Prompt ::
Copy every entry word for word. Skip the pictures.
- - - -
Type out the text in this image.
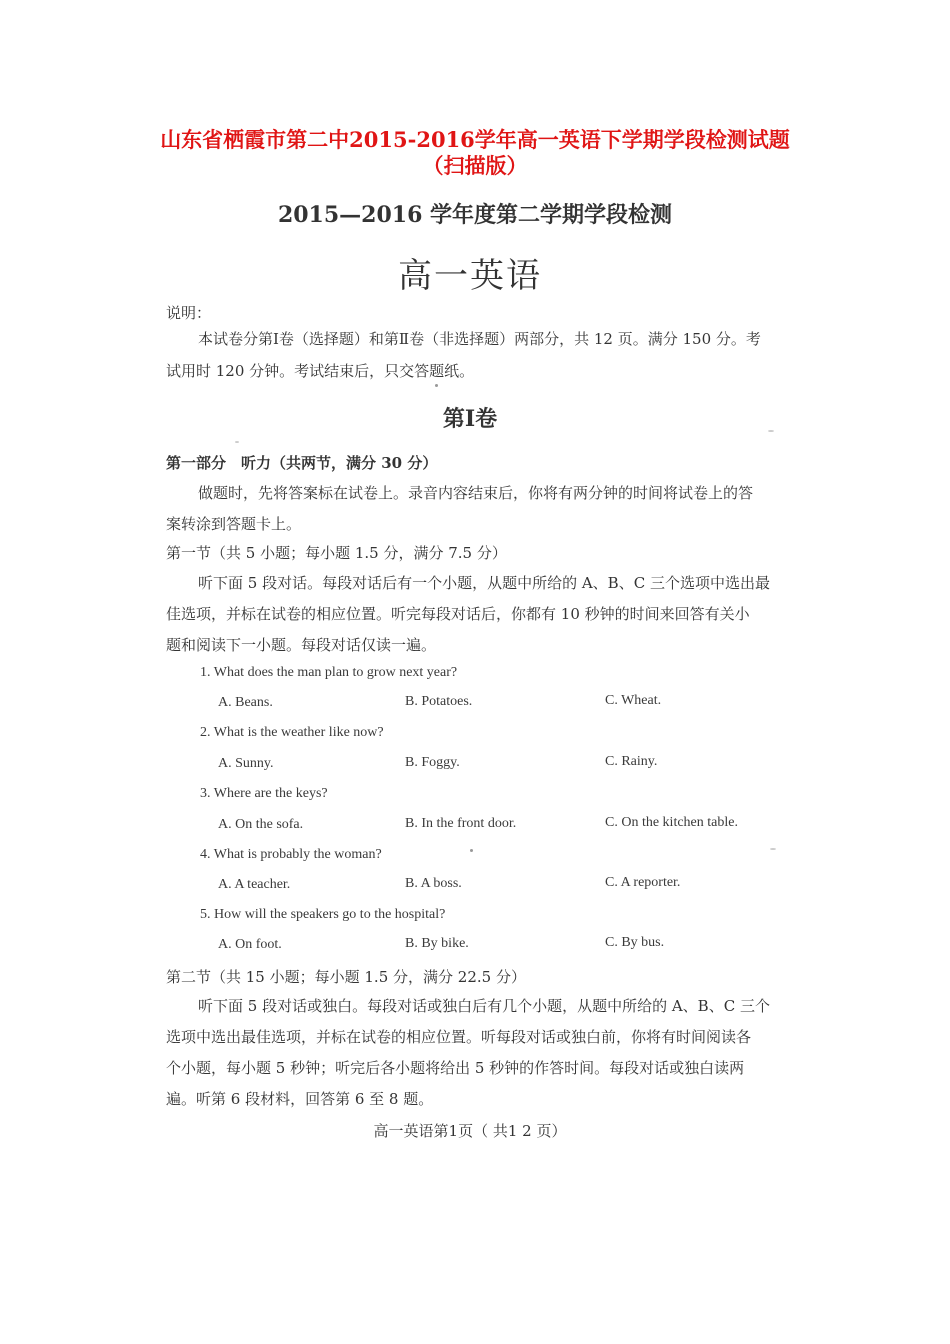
山东省栖霞市第二中2015-2016学年高一英语下学期学段检测试题
（扫描版）
2015—2016 学年度第二学期学段检测
高一英语
说明：
本试卷分第Ⅰ卷（选择题）和第Ⅱ卷（非选择题）两部分，共 12 页。满分 150 分。考
试用时 120 分钟。考试结束后，只交答题纸。
第Ⅰ卷
第一部分　听力（共两节，满分 30 分）
做题时，先将答案标在试卷上。录音内容结束后，你将有两分钟的时间将试卷上的答
案转涂到答题卡上。
第一节（共 5 小题；每小题 1.5 分，满分 7.5 分）
听下面 5 段对话。每段对话后有一个小题，从题中所给的 A、B、C 三个选项中选出最
佳选项，并标在试卷的相应位置。听完每段对话后，你都有 10 秒钟的时间来回答有关小
题和阅读下一小题。每段对话仅读一遍。
1. What does the man plan to grow next year?
A. Beans.	B. Potatoes.	C. Wheat.
2. What is the weather like now?
A. Sunny.	B. Foggy.	C. Rainy.
3. Where are the keys?
A. On the sofa.	B. In the front door.	C. On the kitchen table.
4. What is probably the woman?
A. A teacher.	B. A boss.	C. A reporter.
5. How will the speakers go to the hospital?
A. On foot.	B. By bike.	C. By bus.
第二节（共 15 小题；每小题 1.5 分，满分 22.5 分）
听下面 5 段对话或独白。每段对话或独白后有几个小题，从题中所给的 A、B、C 三个
选项中选出最佳选项，并标在试卷的相应位置。听每段对话或独白前，你将有时间阅读各
个小题，每小题 5 秒钟；听完后各小题将给出 5 秒钟的作答时间。每段对话或独白读两
遍。听第 6 段材料，回答第 6 至 8 题。
高一英语第1页（ 共1 2 页）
- - - -
Exercise response ::
Type out the text in this image.
山东省栖霞市第二中2015-2016学年高一英语下学期学段检测试题
（扫描版）
2015—2016 学年度第二学期学段检测
高一英语
说明：
本试卷分第Ⅰ卷（选择题）和第Ⅱ卷（非选择题）两部分，共 12 页。满分 150 分。考
试用时 120 分钟。考试结束后，只交答题纸。
第Ⅰ卷
第一部分　听力（共两节，满分 30 分）
做题时，先将答案标在试卷上。录音内容结束后，你将有两分钟的时间将试卷上的答
案转涂到答题卡上。
第一节（共 5 小题；每小题 1.5 分，满分 7.5 分）
听下面 5 段对话。每段对话后有一个小题，从题中所给的 A、B、C 三个选项中选出最
佳选项，并标在试卷的相应位置。听完每段对话后，你都有 10 秒钟的时间来回答有关小
题和阅读下一小题。每段对话仅读一遍。
1. What does the man plan to grow next year?
A. Beans.	B. Potatoes.	C. Wheat.
2. What is the weather like now?
A. Sunny.	B. Foggy.	C. Rainy.
3. Where are the keys?
A. On the sofa.	B. In the front door.	C. On the kitchen table.
4. What is probably the woman?
A. A teacher.	B. A boss.	C. A reporter.
5. How will the speakers go to the hospital?
A. On foot.	B. By bike.	C. By bus.
第二节（共 15 小题；每小题 1.5 分，满分 22.5 分）
听下面 5 段对话或独白。每段对话或独白后有几个小题，从题中所给的 A、B、C 三个
选项中选出最佳选项，并标在试卷的相应位置。听每段对话或独白前，你将有时间阅读各
个小题，每小题 5 秒钟；听完后各小题将给出 5 秒钟的作答时间。每段对话或独白读两
遍。听第 6 段材料，回答第 6 至 8 题。
高一英语第1页（ 共1 2 页）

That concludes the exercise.